» Directions: Can you output the records below exactly as they are written?

━━━ Provided data ━━━

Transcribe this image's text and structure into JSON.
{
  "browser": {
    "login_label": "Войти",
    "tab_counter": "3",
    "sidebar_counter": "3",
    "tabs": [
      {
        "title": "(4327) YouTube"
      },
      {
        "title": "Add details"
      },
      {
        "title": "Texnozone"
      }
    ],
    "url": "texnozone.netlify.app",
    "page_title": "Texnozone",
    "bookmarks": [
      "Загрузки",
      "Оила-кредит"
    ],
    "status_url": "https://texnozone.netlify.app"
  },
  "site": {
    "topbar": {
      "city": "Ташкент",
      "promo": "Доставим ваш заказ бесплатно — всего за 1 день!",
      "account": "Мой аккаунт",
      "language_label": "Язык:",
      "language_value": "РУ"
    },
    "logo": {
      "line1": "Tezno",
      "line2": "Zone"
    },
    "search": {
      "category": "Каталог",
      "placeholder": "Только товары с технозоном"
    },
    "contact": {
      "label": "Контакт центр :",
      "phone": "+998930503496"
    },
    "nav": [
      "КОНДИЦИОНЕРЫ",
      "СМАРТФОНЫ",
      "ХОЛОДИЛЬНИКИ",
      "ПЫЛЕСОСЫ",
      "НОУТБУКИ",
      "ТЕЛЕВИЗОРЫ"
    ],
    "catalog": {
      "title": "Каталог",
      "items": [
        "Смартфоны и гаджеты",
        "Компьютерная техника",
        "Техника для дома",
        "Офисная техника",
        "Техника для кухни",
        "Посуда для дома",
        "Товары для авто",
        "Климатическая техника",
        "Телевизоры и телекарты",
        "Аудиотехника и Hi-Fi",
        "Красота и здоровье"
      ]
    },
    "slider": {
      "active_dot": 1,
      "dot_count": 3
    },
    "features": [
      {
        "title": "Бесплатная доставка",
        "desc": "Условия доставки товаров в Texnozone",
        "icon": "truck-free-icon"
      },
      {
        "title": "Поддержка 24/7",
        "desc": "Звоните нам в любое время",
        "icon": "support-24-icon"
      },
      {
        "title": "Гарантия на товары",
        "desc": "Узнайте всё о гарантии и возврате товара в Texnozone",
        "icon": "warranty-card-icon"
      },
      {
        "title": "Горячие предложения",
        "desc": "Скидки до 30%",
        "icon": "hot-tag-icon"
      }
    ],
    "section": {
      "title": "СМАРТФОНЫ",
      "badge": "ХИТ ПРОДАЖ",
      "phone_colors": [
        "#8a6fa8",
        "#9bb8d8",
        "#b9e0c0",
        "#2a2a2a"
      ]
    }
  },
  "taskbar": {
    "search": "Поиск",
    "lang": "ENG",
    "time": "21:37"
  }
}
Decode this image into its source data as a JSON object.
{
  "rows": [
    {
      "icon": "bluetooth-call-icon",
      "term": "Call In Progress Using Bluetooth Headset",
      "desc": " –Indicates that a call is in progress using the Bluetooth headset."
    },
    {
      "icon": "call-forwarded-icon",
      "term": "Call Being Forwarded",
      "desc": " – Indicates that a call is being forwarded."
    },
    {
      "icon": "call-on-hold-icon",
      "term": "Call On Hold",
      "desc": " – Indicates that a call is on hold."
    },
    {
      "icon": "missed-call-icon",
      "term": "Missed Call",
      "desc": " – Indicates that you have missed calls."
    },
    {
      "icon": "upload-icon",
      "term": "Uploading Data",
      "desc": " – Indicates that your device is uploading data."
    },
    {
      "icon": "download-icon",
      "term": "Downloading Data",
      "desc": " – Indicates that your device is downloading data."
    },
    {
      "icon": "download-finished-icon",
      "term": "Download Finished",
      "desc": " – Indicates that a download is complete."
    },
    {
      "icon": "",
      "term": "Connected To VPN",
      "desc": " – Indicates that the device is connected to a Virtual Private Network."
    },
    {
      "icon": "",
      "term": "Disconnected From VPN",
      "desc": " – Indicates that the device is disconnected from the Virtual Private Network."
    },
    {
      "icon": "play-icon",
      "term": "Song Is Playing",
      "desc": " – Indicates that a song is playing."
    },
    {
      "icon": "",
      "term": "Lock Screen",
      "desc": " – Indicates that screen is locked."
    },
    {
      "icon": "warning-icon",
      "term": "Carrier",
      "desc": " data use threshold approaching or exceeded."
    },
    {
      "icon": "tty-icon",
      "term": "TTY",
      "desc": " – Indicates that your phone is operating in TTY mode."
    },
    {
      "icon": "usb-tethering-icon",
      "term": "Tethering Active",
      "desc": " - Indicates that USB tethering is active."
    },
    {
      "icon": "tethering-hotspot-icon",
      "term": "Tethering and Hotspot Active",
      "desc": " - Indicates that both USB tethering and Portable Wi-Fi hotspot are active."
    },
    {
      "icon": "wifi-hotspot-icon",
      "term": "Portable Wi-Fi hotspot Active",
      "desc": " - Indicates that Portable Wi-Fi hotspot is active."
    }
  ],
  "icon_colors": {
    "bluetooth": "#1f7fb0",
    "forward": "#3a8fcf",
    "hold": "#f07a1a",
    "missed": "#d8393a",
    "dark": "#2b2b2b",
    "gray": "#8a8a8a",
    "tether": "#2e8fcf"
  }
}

━━━

» Response to the task:
Transcribe this image's text and structure into JSON.
{
  "browser": {
    "login_label": "Войти",
    "tab_counter": "3",
    "sidebar_counter": "3",
    "tabs": [
      {
        "title": "(4327) YouTube"
      },
      {
        "title": "Add details"
      },
      {
        "title": "Texnozone"
      }
    ],
    "url": "texnozone.netlify.app",
    "page_title": "Texnozone",
    "bookmarks": [
      "Загрузки",
      "Оила-кредит"
    ],
    "status_url": "https://texnozone.netlify.app"
  },
  "site": {
    "topbar": {
      "city": "Ташкент",
      "promo": "Доставим ваш заказ бесплатно — всего за 1 день!",
      "account": "Мой аккаунт",
      "language_label": "Язык:",
      "language_value": "РУ"
    },
    "logo": {
      "line1": "Tezno",
      "line2": "Zone"
    },
    "search": {
      "category": "Каталог",
      "placeholder": "Только товары с технозоном"
    },
    "contact": {
      "label": "Контакт центр :",
      "phone": "+998930503496"
    },
    "nav": [
      "КОНДИЦИОНЕРЫ",
      "СМАРТФОНЫ",
      "ХОЛОДИЛЬНИКИ",
      "ПЫЛЕСОСЫ",
      "НОУТБУКИ",
      "ТЕЛЕВИЗОРЫ"
    ],
    "catalog": {
      "title": "Каталог",
      "items": [
        "Смартфоны и гаджеты",
        "Компьютерная техника",
        "Техника для дома",
        "Офисная техника",
        "Техника для кухни",
        "Посуда для дома",
        "Товары для авто",
        "Климатическая техника",
        "Телевизоры и телекарты",
        "Аудиотехника и Hi-Fi",
        "Красота и здоровье"
      ]
    },
    "slider": {
      "active_dot": 1,
      "dot_count": 3
    },
    "features": [
      {
        "title": "Бесплатная доставка",
        "desc": "Условия доставки товаров в Texnozone",
        "icon": "truck-free-icon"
      },
      {
        "title": "Поддержка 24/7",
        "desc": "Звоните нам в любое время",
        "icon": "support-24-icon"
      },
      {
        "title": "Гарантия на товары",
        "desc": "Узнайте всё о гарантии и возврате товара в Texnozone",
        "icon": "warranty-card-icon"
      },
      {
        "title": "Горячие предложения",
        "desc": "Скидки до 30%",
        "icon": "hot-tag-icon"
      }
    ],
    "section": {
      "title": "СМАРТФОНЫ",
      "badge": "ХИТ ПРОДАЖ",
      "phone_colors": [
        "#8a6fa8",
        "#9bb8d8",
        "#b9e0c0",
        "#2a2a2a"
      ]
    }
  },
  "taskbar": {
    "search": "Поиск",
    "lang": "ENG",
    "time": "21:37"
  }
}
Decode this image into its source data as a JSON object.
{
  "rows": [
    {
      "icon": "bluetooth-call-icon",
      "term": "Call In Progress Using Bluetooth Headset",
      "desc": " –Indicates that a call is in progress using the Bluetooth headset."
    },
    {
      "icon": "call-forwarded-icon",
      "term": "Call Being Forwarded",
      "desc": " – Indicates that a call is being forwarded."
    },
    {
      "icon": "call-on-hold-icon",
      "term": "Call On Hold",
      "desc": " – Indicates that a call is on hold."
    },
    {
      "icon": "missed-call-icon",
      "term": "Missed Call",
      "desc": " – Indicates that you have missed calls."
    },
    {
      "icon": "upload-icon",
      "term": "Uploading Data",
      "desc": " – Indicates that your device is uploading data."
    },
    {
      "icon": "download-icon",
      "term": "Downloading Data",
      "desc": " – Indicates that your device is downloading data."
    },
    {
      "icon": "download-finished-icon",
      "term": "Download Finished",
      "desc": " – Indicates that a download is complete."
    },
    {
      "icon": "",
      "term": "Connected To VPN",
      "desc": " – Indicates that the device is connected to a Virtual Private Network."
    },
    {
      "icon": "",
      "term": "Disconnected From VPN",
      "desc": " – Indicates that the device is disconnected from the Virtual Private Network."
    },
    {
      "icon": "play-icon",
      "term": "Song Is Playing",
      "desc": " – Indicates that a song is playing."
    },
    {
      "icon": "",
      "term": "Lock Screen",
      "desc": " – Indicates that screen is locked."
    },
    {
      "icon": "warning-icon",
      "term": "Carrier",
      "desc": " data use threshold approaching or exceeded."
    },
    {
      "icon": "tty-icon",
      "term": "TTY",
      "desc": " – Indicates that your phone is operating in TTY mode."
    },
    {
      "icon": "usb-tethering-icon",
      "term": "Tethering Active",
      "desc": " - Indicates that USB tethering is active."
    },
    {
      "icon": "tethering-hotspot-icon",
      "term": "Tethering and Hotspot Active",
      "desc": " - Indicates that both USB tethering and Portable Wi-Fi hotspot are active."
    },
    {
      "icon": "wifi-hotspot-icon",
      "term": "Portable Wi-Fi hotspot Active",
      "desc": " - Indicates that Portable Wi-Fi hotspot is active."
    }
  ],
  "icon_colors": {
    "bluetooth": "#1f7fb0",
    "forward": "#3a8fcf",
    "hold": "#f07a1a",
    "missed": "#d8393a",
    "dark": "#2b2b2b",
    "gray": "#8a8a8a",
    "tether": "#2e8fcf"
  }
}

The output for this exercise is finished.